→ Goal of the exercise: Type out every line below exactly as it reads.

→ Given data:
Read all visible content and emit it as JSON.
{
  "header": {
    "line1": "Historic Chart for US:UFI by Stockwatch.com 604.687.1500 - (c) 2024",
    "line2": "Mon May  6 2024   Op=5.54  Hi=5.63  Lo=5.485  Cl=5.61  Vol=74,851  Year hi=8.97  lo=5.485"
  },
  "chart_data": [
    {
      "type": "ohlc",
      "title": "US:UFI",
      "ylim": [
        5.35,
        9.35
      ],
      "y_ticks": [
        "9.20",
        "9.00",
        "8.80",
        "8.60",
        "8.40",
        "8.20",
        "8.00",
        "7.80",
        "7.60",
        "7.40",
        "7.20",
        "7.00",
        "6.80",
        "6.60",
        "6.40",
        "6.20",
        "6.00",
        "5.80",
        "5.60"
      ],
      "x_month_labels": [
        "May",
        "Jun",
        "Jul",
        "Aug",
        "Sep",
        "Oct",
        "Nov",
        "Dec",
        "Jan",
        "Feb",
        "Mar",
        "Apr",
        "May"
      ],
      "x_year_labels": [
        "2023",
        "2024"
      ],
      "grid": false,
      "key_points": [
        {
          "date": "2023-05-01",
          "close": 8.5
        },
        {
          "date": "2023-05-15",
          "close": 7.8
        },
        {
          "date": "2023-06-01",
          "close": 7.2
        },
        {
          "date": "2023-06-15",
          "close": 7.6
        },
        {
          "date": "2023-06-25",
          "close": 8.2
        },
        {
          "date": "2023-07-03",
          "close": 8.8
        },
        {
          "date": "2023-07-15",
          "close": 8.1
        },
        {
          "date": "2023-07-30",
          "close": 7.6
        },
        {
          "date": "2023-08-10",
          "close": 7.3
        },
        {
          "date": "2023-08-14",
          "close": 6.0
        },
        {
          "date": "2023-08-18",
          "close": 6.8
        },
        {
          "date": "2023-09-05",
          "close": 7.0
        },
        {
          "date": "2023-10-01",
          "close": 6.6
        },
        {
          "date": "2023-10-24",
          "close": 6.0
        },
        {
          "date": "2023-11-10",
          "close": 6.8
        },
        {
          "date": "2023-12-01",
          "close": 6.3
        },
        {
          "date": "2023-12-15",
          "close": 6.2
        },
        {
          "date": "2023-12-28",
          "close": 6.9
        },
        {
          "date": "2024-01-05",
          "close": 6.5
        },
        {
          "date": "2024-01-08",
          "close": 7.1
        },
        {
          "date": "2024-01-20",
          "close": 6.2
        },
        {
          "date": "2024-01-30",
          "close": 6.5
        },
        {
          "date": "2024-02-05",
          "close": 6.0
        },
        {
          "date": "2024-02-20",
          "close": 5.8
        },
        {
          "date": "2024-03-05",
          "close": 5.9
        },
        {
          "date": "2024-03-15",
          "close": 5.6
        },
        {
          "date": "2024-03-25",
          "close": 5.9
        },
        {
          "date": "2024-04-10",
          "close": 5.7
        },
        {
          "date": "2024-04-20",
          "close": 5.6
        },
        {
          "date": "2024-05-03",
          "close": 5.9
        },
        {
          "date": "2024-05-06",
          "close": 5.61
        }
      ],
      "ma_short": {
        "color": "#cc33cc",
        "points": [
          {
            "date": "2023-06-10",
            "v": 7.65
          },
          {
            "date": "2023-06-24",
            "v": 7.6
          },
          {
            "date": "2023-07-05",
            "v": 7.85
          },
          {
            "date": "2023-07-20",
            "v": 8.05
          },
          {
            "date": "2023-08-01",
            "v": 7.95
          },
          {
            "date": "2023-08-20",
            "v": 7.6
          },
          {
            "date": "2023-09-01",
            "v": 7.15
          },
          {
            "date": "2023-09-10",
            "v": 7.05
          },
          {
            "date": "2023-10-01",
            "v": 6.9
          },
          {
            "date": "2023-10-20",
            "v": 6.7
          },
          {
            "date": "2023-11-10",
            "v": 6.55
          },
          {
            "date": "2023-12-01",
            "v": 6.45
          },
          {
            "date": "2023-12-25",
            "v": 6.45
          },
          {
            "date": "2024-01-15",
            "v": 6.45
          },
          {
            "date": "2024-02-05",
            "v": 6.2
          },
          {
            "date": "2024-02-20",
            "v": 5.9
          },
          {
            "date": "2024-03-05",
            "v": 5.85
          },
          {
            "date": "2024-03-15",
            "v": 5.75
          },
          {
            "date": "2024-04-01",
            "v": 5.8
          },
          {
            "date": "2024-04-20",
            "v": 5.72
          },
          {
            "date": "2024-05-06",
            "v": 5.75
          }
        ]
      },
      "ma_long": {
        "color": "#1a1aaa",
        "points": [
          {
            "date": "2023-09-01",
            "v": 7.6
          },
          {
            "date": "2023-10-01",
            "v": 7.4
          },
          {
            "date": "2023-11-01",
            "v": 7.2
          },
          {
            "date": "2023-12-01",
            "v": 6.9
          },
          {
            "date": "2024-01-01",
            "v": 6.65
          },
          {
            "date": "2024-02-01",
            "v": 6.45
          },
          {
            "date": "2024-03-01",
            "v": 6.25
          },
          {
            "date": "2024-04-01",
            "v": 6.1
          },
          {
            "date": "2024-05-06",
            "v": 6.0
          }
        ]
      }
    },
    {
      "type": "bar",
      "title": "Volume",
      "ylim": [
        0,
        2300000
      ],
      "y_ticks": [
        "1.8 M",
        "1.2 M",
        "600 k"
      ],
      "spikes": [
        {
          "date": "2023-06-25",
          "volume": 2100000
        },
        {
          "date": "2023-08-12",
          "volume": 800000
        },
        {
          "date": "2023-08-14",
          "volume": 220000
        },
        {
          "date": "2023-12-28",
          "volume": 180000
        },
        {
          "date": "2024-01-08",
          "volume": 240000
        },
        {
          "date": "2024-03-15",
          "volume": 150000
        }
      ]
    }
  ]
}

→ Exercise response:
Read all visible content and emit it as JSON.
{
  "header": {
    "line1": "Historic Chart for US:UFI by Stockwatch.com 604.687.1500 - (c) 2024",
    "line2": "Mon May  6 2024   Op=5.54  Hi=5.63  Lo=5.485  Cl=5.61  Vol=74,851  Year hi=8.97  lo=5.485"
  },
  "chart_data": [
    {
      "type": "ohlc",
      "title": "US:UFI",
      "ylim": [
        5.35,
        9.35
      ],
      "y_ticks": [
        "9.20",
        "9.00",
        "8.80",
        "8.60",
        "8.40",
        "8.20",
        "8.00",
        "7.80",
        "7.60",
        "7.40",
        "7.20",
        "7.00",
        "6.80",
        "6.60",
        "6.40",
        "6.20",
        "6.00",
        "5.80",
        "5.60"
      ],
      "x_month_labels": [
        "May",
        "Jun",
        "Jul",
        "Aug",
        "Sep",
        "Oct",
        "Nov",
        "Dec",
        "Jan",
        "Feb",
        "Mar",
        "Apr",
        "May"
      ],
      "x_year_labels": [
        "2023",
        "2024"
      ],
      "grid": false,
      "key_points": [
        {
          "date": "2023-05-01",
          "close": 8.5
        },
        {
          "date": "2023-05-15",
          "close": 7.8
        },
        {
          "date": "2023-06-01",
          "close": 7.2
        },
        {
          "date": "2023-06-15",
          "close": 7.6
        },
        {
          "date": "2023-06-25",
          "close": 8.2
        },
        {
          "date": "2023-07-03",
          "close": 8.8
        },
        {
          "date": "2023-07-15",
          "close": 8.1
        },
        {
          "date": "2023-07-30",
          "close": 7.6
        },
        {
          "date": "2023-08-10",
          "close": 7.3
        },
        {
          "date": "2023-08-14",
          "close": 6.0
        },
        {
          "date": "2023-08-18",
          "close": 6.8
        },
        {
          "date": "2023-09-05",
          "close": 7.0
        },
        {
          "date": "2023-10-01",
          "close": 6.6
        },
        {
          "date": "2023-10-24",
          "close": 6.0
        },
        {
          "date": "2023-11-10",
          "close": 6.8
        },
        {
          "date": "2023-12-01",
          "close": 6.3
        },
        {
          "date": "2023-12-15",
          "close": 6.2
        },
        {
          "date": "2023-12-28",
          "close": 6.9
        },
        {
          "date": "2024-01-05",
          "close": 6.5
        },
        {
          "date": "2024-01-08",
          "close": 7.1
        },
        {
          "date": "2024-01-20",
          "close": 6.2
        },
        {
          "date": "2024-01-30",
          "close": 6.5
        },
        {
          "date": "2024-02-05",
          "close": 6.0
        },
        {
          "date": "2024-02-20",
          "close": 5.8
        },
        {
          "date": "2024-03-05",
          "close": 5.9
        },
        {
          "date": "2024-03-15",
          "close": 5.6
        },
        {
          "date": "2024-03-25",
          "close": 5.9
        },
        {
          "date": "2024-04-10",
          "close": 5.7
        },
        {
          "date": "2024-04-20",
          "close": 5.6
        },
        {
          "date": "2024-05-03",
          "close": 5.9
        },
        {
          "date": "2024-05-06",
          "close": 5.61
        }
      ],
      "ma_short": {
        "color": "#cc33cc",
        "points": [
          {
            "date": "2023-06-10",
            "v": 7.65
          },
          {
            "date": "2023-06-24",
            "v": 7.6
          },
          {
            "date": "2023-07-05",
            "v": 7.85
          },
          {
            "date": "2023-07-20",
            "v": 8.05
          },
          {
            "date": "2023-08-01",
            "v": 7.95
          },
          {
            "date": "2023-08-20",
            "v": 7.6
          },
          {
            "date": "2023-09-01",
            "v": 7.15
          },
          {
            "date": "2023-09-10",
            "v": 7.05
          },
          {
            "date": "2023-10-01",
            "v": 6.9
          },
          {
            "date": "2023-10-20",
            "v": 6.7
          },
          {
            "date": "2023-11-10",
            "v": 6.55
          },
          {
            "date": "2023-12-01",
            "v": 6.45
          },
          {
            "date": "2023-12-25",
            "v": 6.45
          },
          {
            "date": "2024-01-15",
            "v": 6.45
          },
          {
            "date": "2024-02-05",
            "v": 6.2
          },
          {
            "date": "2024-02-20",
            "v": 5.9
          },
          {
            "date": "2024-03-05",
            "v": 5.85
          },
          {
            "date": "2024-03-15",
            "v": 5.75
          },
          {
            "date": "2024-04-01",
            "v": 5.8
          },
          {
            "date": "2024-04-20",
            "v": 5.72
          },
          {
            "date": "2024-05-06",
            "v": 5.75
          }
        ]
      },
      "ma_long": {
        "color": "#1a1aaa",
        "points": [
          {
            "date": "2023-09-01",
            "v": 7.6
          },
          {
            "date": "2023-10-01",
            "v": 7.4
          },
          {
            "date": "2023-11-01",
            "v": 7.2
          },
          {
            "date": "2023-12-01",
            "v": 6.9
          },
          {
            "date": "2024-01-01",
            "v": 6.65
          },
          {
            "date": "2024-02-01",
            "v": 6.45
          },
          {
            "date": "2024-03-01",
            "v": 6.25
          },
          {
            "date": "2024-04-01",
            "v": 6.1
          },
          {
            "date": "2024-05-06",
            "v": 6.0
          }
        ]
      }
    },
    {
      "type": "bar",
      "title": "Volume",
      "ylim": [
        0,
        2300000
      ],
      "y_ticks": [
        "1.8 M",
        "1.2 M",
        "600 k"
      ],
      "spikes": [
        {
          "date": "2023-06-25",
          "volume": 2100000
        },
        {
          "date": "2023-08-12",
          "volume": 800000
        },
        {
          "date": "2023-08-14",
          "volume": 220000
        },
        {
          "date": "2023-12-28",
          "volume": 180000
        },
        {
          "date": "2024-01-08",
          "volume": 240000
        },
        {
          "date": "2024-03-15",
          "volume": 150000
        }
      ]
    }
  ]
}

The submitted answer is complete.